### The exercise
Copy out all the entries exactly.

### Input rows
#####

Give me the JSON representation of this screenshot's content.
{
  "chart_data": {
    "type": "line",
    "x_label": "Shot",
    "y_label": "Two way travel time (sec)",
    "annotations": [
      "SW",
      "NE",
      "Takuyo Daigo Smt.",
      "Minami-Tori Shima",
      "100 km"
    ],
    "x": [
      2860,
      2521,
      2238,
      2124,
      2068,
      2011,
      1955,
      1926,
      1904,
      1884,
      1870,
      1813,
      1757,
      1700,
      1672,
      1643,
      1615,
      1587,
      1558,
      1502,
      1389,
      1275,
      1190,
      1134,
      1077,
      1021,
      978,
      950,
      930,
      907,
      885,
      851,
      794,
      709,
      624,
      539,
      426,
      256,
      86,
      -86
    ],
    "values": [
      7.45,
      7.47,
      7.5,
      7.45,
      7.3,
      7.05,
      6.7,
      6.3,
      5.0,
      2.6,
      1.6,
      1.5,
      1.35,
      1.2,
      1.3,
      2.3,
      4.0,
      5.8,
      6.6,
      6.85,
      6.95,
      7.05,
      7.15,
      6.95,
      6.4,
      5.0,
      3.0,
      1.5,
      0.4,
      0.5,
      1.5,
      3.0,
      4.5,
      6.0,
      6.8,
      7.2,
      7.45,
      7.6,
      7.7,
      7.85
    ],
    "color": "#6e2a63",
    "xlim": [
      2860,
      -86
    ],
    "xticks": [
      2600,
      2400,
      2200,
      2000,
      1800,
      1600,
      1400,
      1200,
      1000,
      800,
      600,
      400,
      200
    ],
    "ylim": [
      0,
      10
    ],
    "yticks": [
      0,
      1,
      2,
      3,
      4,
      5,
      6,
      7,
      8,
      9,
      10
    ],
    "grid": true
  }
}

#####

### Result of this task
Give me the JSON representation of this screenshot's content.
{
  "chart_data": {
    "type": "line",
    "x_label": "Shot",
    "y_label": "Two way travel time (sec)",
    "annotations": [
      "SW",
      "NE",
      "Takuyo Daigo Smt.",
      "Minami-Tori Shima",
      "100 km"
    ],
    "x": [
      2860,
      2521,
      2238,
      2124,
      2068,
      2011,
      1955,
      1926,
      1904,
      1884,
      1870,
      1813,
      1757,
      1700,
      1672,
      1643,
      1615,
      1587,
      1558,
      1502,
      1389,
      1275,
      1190,
      1134,
      1077,
      1021,
      978,
      950,
      930,
      907,
      885,
      851,
      794,
      709,
      624,
      539,
      426,
      256,
      86,
      -86
    ],
    "values": [
      7.45,
      7.47,
      7.5,
      7.45,
      7.3,
      7.05,
      6.7,
      6.3,
      5.0,
      2.6,
      1.6,
      1.5,
      1.35,
      1.2,
      1.3,
      2.3,
      4.0,
      5.8,
      6.6,
      6.85,
      6.95,
      7.05,
      7.15,
      6.95,
      6.4,
      5.0,
      3.0,
      1.5,
      0.4,
      0.5,
      1.5,
      3.0,
      4.5,
      6.0,
      6.8,
      7.2,
      7.45,
      7.6,
      7.7,
      7.85
    ],
    "color": "#6e2a63",
    "xlim": [
      2860,
      -86
    ],
    "xticks": [
      2600,
      2400,
      2200,
      2000,
      1800,
      1600,
      1400,
      1200,
      1000,
      800,
      600,
      400,
      200
    ],
    "ylim": [
      0,
      10
    ],
    "yticks": [
      0,
      1,
      2,
      3,
      4,
      5,
      6,
      7,
      8,
      9,
      10
    ],
    "grid": true
  }
}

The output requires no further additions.